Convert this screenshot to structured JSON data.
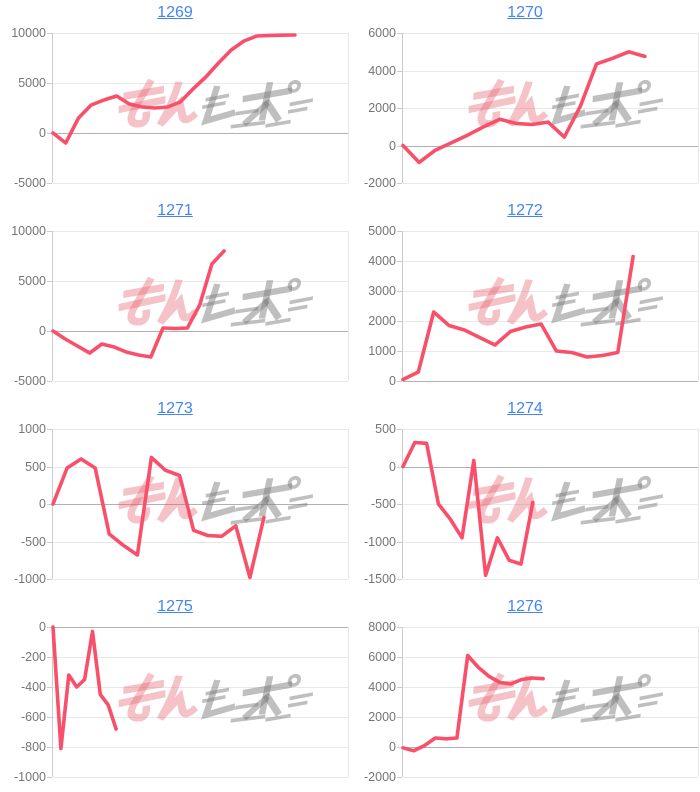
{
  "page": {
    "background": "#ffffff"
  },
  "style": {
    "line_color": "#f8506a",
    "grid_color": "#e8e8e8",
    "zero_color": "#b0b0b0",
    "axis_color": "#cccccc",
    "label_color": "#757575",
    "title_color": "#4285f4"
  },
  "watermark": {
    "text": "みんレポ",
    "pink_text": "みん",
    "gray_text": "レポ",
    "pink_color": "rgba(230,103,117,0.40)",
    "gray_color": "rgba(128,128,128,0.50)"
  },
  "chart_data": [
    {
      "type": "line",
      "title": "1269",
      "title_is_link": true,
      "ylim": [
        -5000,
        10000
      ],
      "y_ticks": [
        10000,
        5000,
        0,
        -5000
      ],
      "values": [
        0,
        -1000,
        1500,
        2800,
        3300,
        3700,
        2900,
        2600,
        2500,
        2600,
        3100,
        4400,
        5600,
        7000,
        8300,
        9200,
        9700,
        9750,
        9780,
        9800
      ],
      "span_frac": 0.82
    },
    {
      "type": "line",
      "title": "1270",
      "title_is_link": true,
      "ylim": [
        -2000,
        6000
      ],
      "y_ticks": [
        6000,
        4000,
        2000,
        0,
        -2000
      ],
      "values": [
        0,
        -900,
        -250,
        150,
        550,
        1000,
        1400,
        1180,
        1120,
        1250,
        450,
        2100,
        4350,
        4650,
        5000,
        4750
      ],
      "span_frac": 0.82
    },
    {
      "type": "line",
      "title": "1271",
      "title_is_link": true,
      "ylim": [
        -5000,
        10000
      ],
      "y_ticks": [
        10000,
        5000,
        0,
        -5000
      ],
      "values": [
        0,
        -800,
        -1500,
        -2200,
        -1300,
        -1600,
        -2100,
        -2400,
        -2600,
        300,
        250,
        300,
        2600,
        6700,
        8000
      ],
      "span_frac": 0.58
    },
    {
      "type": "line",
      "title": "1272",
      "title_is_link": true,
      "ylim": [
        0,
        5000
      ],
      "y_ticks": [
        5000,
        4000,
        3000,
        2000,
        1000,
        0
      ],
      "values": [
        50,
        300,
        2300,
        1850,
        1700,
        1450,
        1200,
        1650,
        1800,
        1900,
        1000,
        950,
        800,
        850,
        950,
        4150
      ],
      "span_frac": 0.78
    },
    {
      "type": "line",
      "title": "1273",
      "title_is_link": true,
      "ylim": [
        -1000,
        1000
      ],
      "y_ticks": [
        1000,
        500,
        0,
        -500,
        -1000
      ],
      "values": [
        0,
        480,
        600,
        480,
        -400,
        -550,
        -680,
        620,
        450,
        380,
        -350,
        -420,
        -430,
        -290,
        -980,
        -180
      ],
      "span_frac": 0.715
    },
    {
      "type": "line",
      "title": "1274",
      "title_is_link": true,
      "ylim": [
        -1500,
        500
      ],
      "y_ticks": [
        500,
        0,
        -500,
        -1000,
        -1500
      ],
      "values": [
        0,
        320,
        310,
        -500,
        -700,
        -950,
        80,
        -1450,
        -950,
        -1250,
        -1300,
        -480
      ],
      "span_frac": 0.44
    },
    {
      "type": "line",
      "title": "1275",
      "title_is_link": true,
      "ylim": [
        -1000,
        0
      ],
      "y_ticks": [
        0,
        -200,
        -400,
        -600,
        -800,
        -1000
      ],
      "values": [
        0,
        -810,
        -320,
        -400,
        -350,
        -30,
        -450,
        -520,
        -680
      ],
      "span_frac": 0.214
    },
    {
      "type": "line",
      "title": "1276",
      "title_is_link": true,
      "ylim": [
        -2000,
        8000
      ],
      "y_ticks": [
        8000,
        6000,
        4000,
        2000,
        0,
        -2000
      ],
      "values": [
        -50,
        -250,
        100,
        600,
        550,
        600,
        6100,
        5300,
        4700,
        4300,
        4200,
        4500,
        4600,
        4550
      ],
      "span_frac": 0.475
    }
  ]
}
---
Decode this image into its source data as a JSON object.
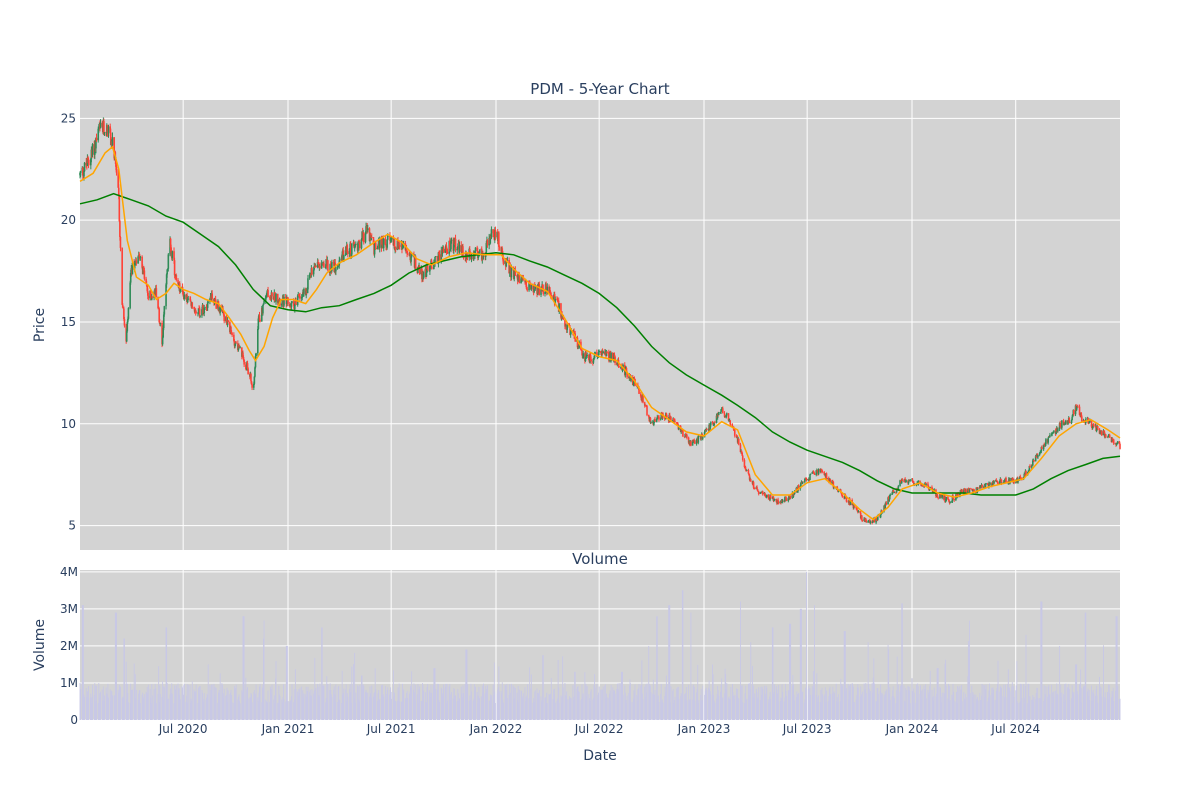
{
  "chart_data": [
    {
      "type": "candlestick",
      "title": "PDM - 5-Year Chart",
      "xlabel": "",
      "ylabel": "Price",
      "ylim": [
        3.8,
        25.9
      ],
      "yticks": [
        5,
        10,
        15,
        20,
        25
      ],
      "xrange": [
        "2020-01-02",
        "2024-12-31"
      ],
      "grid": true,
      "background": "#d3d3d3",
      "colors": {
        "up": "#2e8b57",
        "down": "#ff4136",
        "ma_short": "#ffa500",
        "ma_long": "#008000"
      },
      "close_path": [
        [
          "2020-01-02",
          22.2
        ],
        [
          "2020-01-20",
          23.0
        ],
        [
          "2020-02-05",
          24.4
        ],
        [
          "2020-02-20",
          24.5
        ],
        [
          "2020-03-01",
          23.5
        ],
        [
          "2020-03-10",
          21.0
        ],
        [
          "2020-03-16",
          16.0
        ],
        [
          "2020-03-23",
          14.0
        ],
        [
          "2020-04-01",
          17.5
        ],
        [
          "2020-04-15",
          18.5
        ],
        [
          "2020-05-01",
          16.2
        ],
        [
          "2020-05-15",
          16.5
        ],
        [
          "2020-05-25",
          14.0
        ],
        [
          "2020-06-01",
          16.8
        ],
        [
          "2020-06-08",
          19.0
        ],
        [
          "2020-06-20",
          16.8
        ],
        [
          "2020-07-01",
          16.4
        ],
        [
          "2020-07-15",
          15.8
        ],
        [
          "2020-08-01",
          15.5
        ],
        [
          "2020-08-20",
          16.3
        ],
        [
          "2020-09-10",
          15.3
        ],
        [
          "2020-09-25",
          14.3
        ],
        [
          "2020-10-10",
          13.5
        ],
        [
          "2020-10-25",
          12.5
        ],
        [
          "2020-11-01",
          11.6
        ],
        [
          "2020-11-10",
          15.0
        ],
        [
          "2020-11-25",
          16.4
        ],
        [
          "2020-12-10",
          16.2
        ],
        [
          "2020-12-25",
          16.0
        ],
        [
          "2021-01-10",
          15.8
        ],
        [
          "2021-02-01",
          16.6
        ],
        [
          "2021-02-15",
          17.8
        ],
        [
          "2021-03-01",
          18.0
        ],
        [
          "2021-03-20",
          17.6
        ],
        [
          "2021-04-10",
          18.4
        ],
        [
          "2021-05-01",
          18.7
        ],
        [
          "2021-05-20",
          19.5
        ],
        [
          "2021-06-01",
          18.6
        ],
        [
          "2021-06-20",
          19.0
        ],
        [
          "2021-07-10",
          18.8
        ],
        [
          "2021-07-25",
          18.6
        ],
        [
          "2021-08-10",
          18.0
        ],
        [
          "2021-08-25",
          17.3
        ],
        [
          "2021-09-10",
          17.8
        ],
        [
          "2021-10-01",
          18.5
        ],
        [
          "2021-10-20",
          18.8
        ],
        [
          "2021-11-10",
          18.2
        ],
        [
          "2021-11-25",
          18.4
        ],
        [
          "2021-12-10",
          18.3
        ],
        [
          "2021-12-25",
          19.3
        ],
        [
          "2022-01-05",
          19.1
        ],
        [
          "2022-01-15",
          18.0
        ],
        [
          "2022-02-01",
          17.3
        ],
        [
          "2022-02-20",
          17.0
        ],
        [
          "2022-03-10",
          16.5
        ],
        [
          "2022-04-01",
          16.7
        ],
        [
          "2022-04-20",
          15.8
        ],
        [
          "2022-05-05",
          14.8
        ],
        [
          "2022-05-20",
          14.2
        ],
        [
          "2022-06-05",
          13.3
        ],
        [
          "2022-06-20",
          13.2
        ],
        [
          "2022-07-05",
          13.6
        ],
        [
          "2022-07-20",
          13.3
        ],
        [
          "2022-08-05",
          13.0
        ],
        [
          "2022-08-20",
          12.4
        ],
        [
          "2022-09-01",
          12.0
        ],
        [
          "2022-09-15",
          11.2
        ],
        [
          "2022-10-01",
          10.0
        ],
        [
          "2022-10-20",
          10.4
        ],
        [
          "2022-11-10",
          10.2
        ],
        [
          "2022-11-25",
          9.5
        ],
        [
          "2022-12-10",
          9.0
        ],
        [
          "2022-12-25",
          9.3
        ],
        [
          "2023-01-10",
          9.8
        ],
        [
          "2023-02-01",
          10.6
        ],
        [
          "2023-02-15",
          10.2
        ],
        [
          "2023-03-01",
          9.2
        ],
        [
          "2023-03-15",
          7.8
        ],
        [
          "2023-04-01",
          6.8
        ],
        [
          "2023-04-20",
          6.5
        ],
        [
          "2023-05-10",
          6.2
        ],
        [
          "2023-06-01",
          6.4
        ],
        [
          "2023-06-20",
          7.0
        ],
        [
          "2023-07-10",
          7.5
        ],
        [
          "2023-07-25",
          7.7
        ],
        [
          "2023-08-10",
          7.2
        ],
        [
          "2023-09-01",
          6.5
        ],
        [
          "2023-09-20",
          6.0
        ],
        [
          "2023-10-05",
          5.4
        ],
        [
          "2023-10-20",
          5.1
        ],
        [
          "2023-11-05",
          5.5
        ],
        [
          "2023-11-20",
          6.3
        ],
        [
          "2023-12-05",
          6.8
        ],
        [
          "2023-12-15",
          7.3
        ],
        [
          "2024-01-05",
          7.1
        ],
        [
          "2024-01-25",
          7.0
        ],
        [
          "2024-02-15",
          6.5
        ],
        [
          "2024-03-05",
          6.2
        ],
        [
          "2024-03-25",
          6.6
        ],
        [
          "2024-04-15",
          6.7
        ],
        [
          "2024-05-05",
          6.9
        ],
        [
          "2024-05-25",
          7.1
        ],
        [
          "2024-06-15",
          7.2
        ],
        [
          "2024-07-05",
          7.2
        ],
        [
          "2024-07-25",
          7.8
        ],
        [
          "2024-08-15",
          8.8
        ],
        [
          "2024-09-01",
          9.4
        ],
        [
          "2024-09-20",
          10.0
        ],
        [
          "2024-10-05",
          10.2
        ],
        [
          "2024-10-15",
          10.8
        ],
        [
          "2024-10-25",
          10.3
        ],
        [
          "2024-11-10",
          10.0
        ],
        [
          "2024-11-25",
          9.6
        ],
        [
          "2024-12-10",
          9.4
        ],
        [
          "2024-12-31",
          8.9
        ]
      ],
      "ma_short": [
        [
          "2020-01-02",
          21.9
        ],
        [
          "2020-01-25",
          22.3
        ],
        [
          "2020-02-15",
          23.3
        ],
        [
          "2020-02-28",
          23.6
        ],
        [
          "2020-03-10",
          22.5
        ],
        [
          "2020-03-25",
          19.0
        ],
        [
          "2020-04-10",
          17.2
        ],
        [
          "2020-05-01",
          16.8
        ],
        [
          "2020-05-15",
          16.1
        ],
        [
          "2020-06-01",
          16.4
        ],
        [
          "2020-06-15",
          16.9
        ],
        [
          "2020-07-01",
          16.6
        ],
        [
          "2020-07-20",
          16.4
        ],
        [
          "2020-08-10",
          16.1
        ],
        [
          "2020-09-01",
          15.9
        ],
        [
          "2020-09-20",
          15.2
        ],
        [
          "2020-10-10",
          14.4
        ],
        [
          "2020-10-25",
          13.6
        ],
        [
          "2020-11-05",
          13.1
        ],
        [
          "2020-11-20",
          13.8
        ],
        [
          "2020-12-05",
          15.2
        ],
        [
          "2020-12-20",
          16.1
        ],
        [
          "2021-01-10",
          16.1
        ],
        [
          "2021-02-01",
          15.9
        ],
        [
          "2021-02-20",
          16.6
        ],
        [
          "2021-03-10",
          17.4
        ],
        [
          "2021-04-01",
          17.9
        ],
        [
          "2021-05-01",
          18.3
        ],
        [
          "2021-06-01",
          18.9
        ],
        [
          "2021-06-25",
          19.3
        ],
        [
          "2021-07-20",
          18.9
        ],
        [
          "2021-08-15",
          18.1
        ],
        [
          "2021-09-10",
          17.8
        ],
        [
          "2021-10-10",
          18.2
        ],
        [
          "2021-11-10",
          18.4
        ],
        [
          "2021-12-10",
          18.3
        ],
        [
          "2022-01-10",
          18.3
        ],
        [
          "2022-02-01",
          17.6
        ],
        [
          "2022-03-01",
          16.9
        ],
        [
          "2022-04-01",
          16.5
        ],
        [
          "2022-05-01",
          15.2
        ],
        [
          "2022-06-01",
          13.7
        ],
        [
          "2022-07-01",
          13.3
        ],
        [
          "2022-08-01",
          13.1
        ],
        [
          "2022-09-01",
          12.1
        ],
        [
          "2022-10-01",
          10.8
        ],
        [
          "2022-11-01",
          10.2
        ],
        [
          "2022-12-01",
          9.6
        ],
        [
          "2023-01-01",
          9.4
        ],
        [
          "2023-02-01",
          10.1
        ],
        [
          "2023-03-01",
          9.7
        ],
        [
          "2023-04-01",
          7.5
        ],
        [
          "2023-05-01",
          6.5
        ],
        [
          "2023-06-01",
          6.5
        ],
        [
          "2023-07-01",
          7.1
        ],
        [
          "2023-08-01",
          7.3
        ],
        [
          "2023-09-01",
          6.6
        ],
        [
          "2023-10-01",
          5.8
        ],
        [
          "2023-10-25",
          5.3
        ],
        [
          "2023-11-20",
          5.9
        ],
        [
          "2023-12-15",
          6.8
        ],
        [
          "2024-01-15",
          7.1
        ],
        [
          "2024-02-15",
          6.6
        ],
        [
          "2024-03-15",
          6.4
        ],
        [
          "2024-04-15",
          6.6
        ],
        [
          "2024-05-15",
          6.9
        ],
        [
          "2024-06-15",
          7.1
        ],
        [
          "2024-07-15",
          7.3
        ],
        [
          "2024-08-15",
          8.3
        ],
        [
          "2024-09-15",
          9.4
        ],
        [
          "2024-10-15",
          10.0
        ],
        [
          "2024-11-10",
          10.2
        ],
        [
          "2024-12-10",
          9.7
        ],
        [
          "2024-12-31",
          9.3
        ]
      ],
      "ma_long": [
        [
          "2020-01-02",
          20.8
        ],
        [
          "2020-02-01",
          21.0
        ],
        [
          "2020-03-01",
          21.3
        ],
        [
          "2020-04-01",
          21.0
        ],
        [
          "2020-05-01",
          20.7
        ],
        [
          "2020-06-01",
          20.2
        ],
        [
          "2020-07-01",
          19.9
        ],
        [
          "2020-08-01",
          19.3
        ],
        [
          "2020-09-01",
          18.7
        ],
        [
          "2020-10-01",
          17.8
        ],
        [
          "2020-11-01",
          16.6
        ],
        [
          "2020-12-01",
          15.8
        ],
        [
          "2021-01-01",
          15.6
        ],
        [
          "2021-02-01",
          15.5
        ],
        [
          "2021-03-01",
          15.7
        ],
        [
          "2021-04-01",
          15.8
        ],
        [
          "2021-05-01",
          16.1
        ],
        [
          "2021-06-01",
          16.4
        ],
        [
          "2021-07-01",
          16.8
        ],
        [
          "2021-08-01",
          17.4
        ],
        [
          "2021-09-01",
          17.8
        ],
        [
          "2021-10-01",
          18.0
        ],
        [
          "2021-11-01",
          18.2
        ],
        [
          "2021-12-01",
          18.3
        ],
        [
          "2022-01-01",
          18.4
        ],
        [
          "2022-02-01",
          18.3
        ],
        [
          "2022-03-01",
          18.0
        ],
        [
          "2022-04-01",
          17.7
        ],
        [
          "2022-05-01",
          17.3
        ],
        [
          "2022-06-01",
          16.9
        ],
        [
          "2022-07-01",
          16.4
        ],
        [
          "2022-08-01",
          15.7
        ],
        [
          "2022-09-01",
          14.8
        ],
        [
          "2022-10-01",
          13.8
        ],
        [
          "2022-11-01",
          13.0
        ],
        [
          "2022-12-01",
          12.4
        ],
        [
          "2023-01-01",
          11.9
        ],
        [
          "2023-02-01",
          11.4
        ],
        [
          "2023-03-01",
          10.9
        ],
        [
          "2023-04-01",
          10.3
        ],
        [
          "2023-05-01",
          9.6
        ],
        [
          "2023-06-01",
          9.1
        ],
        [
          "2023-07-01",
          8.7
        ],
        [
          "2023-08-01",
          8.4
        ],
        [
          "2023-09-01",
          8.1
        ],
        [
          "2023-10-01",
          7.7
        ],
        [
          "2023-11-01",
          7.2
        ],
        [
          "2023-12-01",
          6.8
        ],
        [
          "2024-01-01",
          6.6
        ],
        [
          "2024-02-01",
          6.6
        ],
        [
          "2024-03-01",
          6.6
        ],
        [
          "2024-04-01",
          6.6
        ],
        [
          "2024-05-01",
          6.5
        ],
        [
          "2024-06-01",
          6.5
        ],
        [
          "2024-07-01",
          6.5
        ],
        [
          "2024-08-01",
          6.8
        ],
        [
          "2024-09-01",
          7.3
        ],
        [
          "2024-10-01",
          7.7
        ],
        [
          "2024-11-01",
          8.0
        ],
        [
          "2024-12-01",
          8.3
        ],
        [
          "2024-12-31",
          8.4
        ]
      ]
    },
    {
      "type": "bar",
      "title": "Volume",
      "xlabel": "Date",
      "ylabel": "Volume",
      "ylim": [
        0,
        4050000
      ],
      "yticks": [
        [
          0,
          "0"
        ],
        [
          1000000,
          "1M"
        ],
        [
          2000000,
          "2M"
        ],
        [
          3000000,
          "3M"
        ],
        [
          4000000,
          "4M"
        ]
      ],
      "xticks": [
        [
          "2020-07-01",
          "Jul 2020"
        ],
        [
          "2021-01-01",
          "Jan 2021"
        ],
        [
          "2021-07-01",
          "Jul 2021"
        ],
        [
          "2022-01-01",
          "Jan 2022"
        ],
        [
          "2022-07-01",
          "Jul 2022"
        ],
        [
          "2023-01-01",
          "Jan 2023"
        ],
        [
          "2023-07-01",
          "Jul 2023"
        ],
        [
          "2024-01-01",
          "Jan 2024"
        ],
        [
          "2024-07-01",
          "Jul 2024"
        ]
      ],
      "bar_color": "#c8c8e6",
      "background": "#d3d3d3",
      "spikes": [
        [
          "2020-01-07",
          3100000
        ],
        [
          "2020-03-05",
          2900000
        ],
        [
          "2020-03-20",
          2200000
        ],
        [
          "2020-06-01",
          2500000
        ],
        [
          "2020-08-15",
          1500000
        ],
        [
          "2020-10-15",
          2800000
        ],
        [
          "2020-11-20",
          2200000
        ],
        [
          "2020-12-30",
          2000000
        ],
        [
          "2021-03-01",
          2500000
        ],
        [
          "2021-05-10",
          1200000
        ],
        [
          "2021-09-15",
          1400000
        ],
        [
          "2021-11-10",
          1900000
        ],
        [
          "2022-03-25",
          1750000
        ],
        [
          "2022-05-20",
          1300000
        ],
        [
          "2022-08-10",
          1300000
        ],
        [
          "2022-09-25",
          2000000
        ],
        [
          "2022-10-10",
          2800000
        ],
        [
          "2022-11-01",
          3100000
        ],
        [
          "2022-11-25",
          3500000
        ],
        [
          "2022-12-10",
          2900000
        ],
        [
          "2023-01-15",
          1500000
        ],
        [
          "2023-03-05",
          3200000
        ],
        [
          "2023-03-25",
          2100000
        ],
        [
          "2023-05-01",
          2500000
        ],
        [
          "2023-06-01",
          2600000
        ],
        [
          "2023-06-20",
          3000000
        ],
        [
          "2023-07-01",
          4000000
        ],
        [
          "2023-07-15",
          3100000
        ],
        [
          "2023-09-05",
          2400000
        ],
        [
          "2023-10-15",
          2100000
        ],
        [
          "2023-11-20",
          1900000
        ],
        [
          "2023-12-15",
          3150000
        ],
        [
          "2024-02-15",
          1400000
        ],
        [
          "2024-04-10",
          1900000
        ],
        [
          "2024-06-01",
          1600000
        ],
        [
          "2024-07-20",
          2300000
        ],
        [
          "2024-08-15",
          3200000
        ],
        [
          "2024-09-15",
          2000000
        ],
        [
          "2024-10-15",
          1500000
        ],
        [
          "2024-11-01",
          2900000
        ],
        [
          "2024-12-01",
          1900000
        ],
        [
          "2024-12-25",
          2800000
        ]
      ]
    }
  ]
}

▸ **PROBLEM DESCRIPTION**
From the entries above, copy every line that holds the word "rgba".

▸ **EXERCISE RESPONSE**
    "pink_color": "rgba(230,103,117,0.40)",
    "gray_color": "rgba(128,128,128,0.50)"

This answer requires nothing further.